▶ [INFORMATION PROVIDED]:
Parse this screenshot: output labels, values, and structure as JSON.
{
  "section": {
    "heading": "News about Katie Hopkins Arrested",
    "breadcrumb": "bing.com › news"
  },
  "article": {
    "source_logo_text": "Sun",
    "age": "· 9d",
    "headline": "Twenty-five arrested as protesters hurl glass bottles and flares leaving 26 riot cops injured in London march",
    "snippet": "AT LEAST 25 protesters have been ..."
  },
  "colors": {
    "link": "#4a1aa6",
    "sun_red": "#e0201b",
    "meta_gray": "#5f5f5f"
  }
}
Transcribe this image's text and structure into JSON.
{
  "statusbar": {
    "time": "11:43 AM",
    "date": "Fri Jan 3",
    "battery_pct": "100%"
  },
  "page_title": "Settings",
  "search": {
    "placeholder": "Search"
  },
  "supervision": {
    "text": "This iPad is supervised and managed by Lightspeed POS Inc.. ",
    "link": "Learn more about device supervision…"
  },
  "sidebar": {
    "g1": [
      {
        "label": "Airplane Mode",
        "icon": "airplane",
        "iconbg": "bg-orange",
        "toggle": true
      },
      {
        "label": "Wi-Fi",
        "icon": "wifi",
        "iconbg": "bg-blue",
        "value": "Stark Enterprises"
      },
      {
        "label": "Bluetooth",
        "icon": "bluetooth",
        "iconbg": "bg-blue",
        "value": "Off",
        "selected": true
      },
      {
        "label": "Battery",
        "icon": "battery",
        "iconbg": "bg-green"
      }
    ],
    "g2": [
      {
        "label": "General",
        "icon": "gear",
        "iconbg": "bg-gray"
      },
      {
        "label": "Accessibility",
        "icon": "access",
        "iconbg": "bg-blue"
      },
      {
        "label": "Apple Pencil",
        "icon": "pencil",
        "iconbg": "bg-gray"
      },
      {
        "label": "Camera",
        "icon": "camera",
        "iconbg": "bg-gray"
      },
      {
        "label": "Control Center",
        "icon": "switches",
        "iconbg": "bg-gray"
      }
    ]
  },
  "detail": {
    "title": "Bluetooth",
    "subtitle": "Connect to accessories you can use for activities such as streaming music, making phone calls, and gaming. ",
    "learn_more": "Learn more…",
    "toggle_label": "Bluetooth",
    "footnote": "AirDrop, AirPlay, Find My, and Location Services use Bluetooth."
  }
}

▶ [WHAT TO WORK ON]:
Pick out all lines containing the string "more".

▶ [RESPONSE]:
    "link": "Learn more about device supervision…"
    "learn_more": "Learn more…",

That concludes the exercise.